### [OPDRACHT]
Neem alle records hieronder regel voor regel over, zonder ook maar één teken te veranderen.

[Een reeks records]
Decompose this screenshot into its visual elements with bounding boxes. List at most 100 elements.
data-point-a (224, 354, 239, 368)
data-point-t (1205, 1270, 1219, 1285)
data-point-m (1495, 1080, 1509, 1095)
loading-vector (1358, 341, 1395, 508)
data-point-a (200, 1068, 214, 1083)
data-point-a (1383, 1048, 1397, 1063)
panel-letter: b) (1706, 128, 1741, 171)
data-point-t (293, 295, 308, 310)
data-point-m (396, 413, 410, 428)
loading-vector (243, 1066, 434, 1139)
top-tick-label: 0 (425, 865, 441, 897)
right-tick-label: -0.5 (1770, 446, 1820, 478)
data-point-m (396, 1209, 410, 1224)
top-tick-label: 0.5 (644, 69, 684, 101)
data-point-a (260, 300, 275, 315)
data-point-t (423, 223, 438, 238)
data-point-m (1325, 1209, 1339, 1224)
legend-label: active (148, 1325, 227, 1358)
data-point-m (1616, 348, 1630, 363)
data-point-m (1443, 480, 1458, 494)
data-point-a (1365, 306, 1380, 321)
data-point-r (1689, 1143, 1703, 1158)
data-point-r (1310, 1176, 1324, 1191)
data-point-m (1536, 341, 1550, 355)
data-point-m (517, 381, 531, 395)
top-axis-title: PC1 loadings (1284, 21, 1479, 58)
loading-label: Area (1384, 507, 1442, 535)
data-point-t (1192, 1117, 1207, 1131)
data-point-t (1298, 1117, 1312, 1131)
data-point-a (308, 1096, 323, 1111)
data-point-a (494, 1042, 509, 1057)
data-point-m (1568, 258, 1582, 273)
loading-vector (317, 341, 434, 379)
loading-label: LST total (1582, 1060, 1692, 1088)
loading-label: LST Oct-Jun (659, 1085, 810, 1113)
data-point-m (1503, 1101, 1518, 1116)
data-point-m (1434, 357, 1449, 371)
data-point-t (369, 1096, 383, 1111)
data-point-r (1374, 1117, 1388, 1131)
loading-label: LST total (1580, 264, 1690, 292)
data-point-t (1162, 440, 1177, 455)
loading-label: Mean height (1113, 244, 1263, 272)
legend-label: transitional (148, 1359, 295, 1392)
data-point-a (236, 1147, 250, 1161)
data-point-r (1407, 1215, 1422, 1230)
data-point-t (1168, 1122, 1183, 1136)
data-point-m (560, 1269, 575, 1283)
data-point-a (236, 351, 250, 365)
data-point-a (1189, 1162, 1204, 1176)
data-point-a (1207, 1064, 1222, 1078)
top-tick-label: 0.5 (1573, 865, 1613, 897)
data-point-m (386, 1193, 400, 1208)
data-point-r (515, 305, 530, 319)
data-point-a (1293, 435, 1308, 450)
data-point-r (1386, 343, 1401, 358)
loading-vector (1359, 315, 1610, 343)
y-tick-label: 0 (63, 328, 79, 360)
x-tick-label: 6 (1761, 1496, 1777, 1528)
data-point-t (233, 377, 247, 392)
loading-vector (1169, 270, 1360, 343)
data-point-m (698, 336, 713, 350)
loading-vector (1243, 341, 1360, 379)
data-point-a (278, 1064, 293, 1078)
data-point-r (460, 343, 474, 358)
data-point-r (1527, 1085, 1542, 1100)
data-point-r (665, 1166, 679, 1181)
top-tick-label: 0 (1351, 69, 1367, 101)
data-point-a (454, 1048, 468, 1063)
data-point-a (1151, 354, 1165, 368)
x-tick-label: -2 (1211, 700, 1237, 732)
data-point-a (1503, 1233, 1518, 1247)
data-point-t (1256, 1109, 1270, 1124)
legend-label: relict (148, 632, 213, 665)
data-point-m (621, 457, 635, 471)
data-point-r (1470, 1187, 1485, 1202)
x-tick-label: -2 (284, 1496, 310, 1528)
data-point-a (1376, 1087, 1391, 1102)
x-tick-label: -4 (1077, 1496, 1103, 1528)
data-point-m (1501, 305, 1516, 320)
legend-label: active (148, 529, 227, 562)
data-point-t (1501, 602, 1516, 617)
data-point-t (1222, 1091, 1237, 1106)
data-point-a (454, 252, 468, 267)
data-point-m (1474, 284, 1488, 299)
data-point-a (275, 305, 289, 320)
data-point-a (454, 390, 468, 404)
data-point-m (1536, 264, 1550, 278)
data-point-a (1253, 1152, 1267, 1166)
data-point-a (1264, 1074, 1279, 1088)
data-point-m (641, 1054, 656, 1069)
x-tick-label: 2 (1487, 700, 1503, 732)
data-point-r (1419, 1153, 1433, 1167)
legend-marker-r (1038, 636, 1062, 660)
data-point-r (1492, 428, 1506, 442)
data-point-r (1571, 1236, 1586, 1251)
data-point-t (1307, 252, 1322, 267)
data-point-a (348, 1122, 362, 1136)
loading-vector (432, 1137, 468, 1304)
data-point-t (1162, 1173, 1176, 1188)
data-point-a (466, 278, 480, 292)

### [ANTWOORD]
Decompose this screenshot into its visual elements with bounding boxes. List at most 100 elements.
data-point-a (224, 354, 239, 368)
data-point-t (1205, 1270, 1219, 1285)
data-point-m (1495, 1080, 1509, 1095)
loading-vector (1358, 341, 1395, 508)
data-point-a (200, 1068, 214, 1083)
data-point-a (1383, 1048, 1397, 1063)
panel-letter: b) (1706, 128, 1741, 171)
data-point-t (293, 295, 308, 310)
data-point-m (396, 413, 410, 428)
loading-vector (243, 1066, 434, 1139)
top-tick-label: 0 (425, 865, 441, 897)
right-tick-label: -0.5 (1770, 446, 1820, 478)
data-point-m (396, 1209, 410, 1224)
top-tick-label: 0.5 (644, 69, 684, 101)
data-point-a (260, 300, 275, 315)
data-point-t (423, 223, 438, 238)
data-point-m (1325, 1209, 1339, 1224)
legend-label: active (148, 1325, 227, 1358)
data-point-m (1616, 348, 1630, 363)
data-point-m (1443, 480, 1458, 494)
data-point-a (1365, 306, 1380, 321)
data-point-r (1689, 1143, 1703, 1158)
data-point-r (1310, 1176, 1324, 1191)
data-point-m (1536, 341, 1550, 355)
data-point-m (517, 381, 531, 395)
top-axis-title: PC1 loadings (1284, 21, 1479, 58)
loading-label: Area (1384, 507, 1442, 535)
data-point-t (1192, 1117, 1207, 1131)
data-point-t (1298, 1117, 1312, 1131)
data-point-a (308, 1096, 323, 1111)
data-point-a (494, 1042, 509, 1057)
data-point-m (1568, 258, 1582, 273)
loading-vector (317, 341, 434, 379)
loading-label: LST total (1582, 1060, 1692, 1088)
loading-label: LST Oct-Jun (659, 1085, 810, 1113)
data-point-m (1503, 1101, 1518, 1116)
data-point-m (1434, 357, 1449, 371)
data-point-t (369, 1096, 383, 1111)
data-point-r (1374, 1117, 1388, 1131)
loading-label: LST total (1580, 264, 1690, 292)
data-point-t (1162, 440, 1177, 455)
loading-label: Mean height (1113, 244, 1263, 272)
legend-label: transitional (148, 1359, 295, 1392)
data-point-a (236, 1147, 250, 1161)
data-point-r (1407, 1215, 1422, 1230)
data-point-t (1168, 1122, 1183, 1136)
data-point-m (560, 1269, 575, 1283)
data-point-a (236, 351, 250, 365)
data-point-a (1189, 1162, 1204, 1176)
data-point-a (1207, 1064, 1222, 1078)
top-tick-label: 0.5 (1573, 865, 1613, 897)
data-point-m (386, 1193, 400, 1208)
data-point-r (515, 305, 530, 319)
data-point-a (1293, 435, 1308, 450)
data-point-r (1386, 343, 1401, 358)
loading-vector (1359, 315, 1610, 343)
y-tick-label: 0 (63, 328, 79, 360)
x-tick-label: 6 (1761, 1496, 1777, 1528)
data-point-t (233, 377, 247, 392)
loading-vector (1169, 270, 1360, 343)
data-point-m (698, 336, 713, 350)
loading-vector (1243, 341, 1360, 379)
data-point-a (278, 1064, 293, 1078)
data-point-r (460, 343, 474, 358)
data-point-r (1527, 1085, 1542, 1100)
data-point-r (665, 1166, 679, 1181)
top-tick-label: 0 (1351, 69, 1367, 101)
data-point-a (454, 1048, 468, 1063)
data-point-a (1151, 354, 1165, 368)
x-tick-label: -2 (1211, 700, 1237, 732)
data-point-a (1503, 1233, 1518, 1247)
data-point-t (1256, 1109, 1270, 1124)
legend-label: relict (148, 632, 213, 665)
data-point-m (621, 457, 635, 471)
data-point-r (1470, 1187, 1485, 1202)
x-tick-label: -2 (284, 1496, 310, 1528)
data-point-a (1376, 1087, 1391, 1102)
x-tick-label: -4 (1077, 1496, 1103, 1528)
data-point-m (1501, 305, 1516, 320)
legend-label: active (148, 529, 227, 562)
data-point-t (1501, 602, 1516, 617)
data-point-t (1222, 1091, 1237, 1106)
data-point-a (454, 252, 468, 267)
data-point-m (1474, 284, 1488, 299)
data-point-a (275, 305, 289, 320)
data-point-a (454, 390, 468, 404)
data-point-m (1536, 264, 1550, 278)
data-point-a (1253, 1152, 1267, 1166)
data-point-a (1264, 1074, 1279, 1088)
data-point-m (641, 1054, 656, 1069)
x-tick-label: 2 (1487, 700, 1503, 732)
data-point-r (1419, 1153, 1433, 1167)
legend-marker-r (1038, 636, 1062, 660)
data-point-r (1492, 428, 1506, 442)
data-point-r (1571, 1236, 1586, 1251)
data-point-t (1307, 252, 1322, 267)
data-point-a (348, 1122, 362, 1136)
loading-vector (432, 1137, 468, 1304)
data-point-t (1162, 1173, 1176, 1188)
data-point-a (466, 278, 480, 292)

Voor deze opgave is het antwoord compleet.